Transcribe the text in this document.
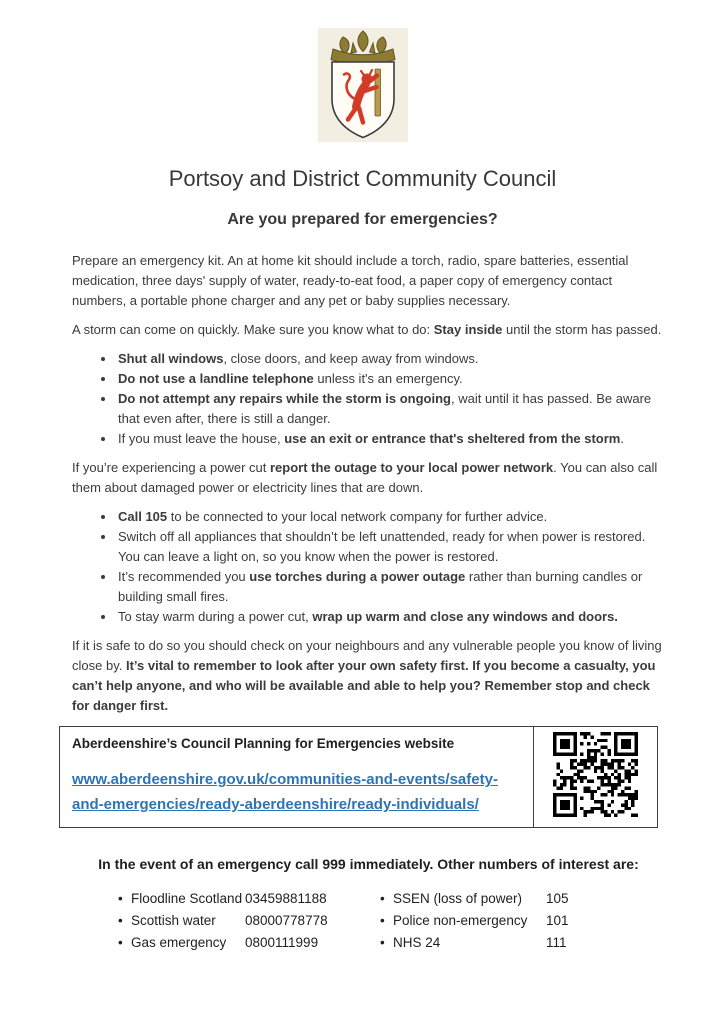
Portsoy and District Community Council
Are you prepared for emergencies?

Prepare an emergency kit. An at home kit should include a torch, radio, spare batteries, essential medication, three days' supply of water, ready-to-eat food, a paper copy of emergency contact numbers, a portable phone charger and any pet or baby supplies necessary.

A storm can come on quickly. Make sure you know what to do: Stay inside until the storm has passed.

• Shut all windows, close doors, and keep away from windows.
• Do not use a landline telephone unless it's an emergency.
• Do not attempt any repairs while the storm is ongoing, wait until it has passed. Be aware that even after, there is still a danger.
• If you must leave the house, use an exit or entrance that's sheltered from the storm.

If you’re experiencing a power cut report the outage to your local power network. You can also call them about damaged power or electricity lines that are down.

• Call 105 to be connected to your local network company for further advice.
• Switch off all appliances that shouldn’t be left unattended, ready for when power is restored. You can leave a light on, so you know when the power is restored.
• It’s recommended you use torches during a power outage rather than burning candles or building small fires.
• To stay warm during a power cut, wrap up warm and close any windows and doors.

If it is safe to do so you should check on your neighbours and any vulnerable people you know of living close by. It’s vital to remember to look after your own safety first. If you become a casualty, you can’t help anyone, and who will be available and able to help you? Remember stop and check for danger first.

Aberdeenshire’s Council Planning for Emergencies website
www.aberdeenshire.gov.uk/communities-and-events/safety-and-emergencies/ready-aberdeenshire/ready-individuals/
In the event of an emergency call 999 immediately. Other numbers of interest are:
• Floodline Scotland 03459881188
• Scottish water	08000778778
• Gas emergency	0800111999
• SSEN (loss of power)	105
• Police non-emergency	101
• NHS 24	111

=====

* WHAT IS BEING ASKED: Output, exactly, all the records above; include no pictures.

* THE RESPONSE:
Transcribe the text in this document.
Portsoy and District Community Council
Are you prepared for emergencies?

Prepare an emergency kit. An at home kit should include a torch, radio, spare batteries, essential medication, three days' supply of water, ready-to-eat food, a paper copy of emergency contact numbers, a portable phone charger and any pet or baby supplies necessary.

A storm can come on quickly. Make sure you know what to do: Stay inside until the storm has passed.

• Shut all windows, close doors, and keep away from windows.
• Do not use a landline telephone unless it's an emergency.
• Do not attempt any repairs while the storm is ongoing, wait until it has passed. Be aware that even after, there is still a danger.
• If you must leave the house, use an exit or entrance that's sheltered from the storm.

If you’re experiencing a power cut report the outage to your local power network. You can also call them about damaged power or electricity lines that are down.

• Call 105 to be connected to your local network company for further advice.
• Switch off all appliances that shouldn’t be left unattended, ready for when power is restored. You can leave a light on, so you know when the power is restored.
• It’s recommended you use torches during a power outage rather than burning candles or building small fires.
• To stay warm during a power cut, wrap up warm and close any windows and doors.

If it is safe to do so you should check on your neighbours and any vulnerable people you know of living close by. It’s vital to remember to look after your own safety first. If you become a casualty, you can’t help anyone, and who will be available and able to help you? Remember stop and check for danger first.

Aberdeenshire’s Council Planning for Emergencies website
www.aberdeenshire.gov.uk/communities-and-events/safety-and-emergencies/ready-aberdeenshire/ready-individuals/
In the event of an emergency call 999 immediately. Other numbers of interest are:
• Floodline Scotland 03459881188
• Scottish water	08000778778
• Gas emergency	0800111999
• SSEN (loss of power)	105
• Police non-emergency	101
• NHS 24	111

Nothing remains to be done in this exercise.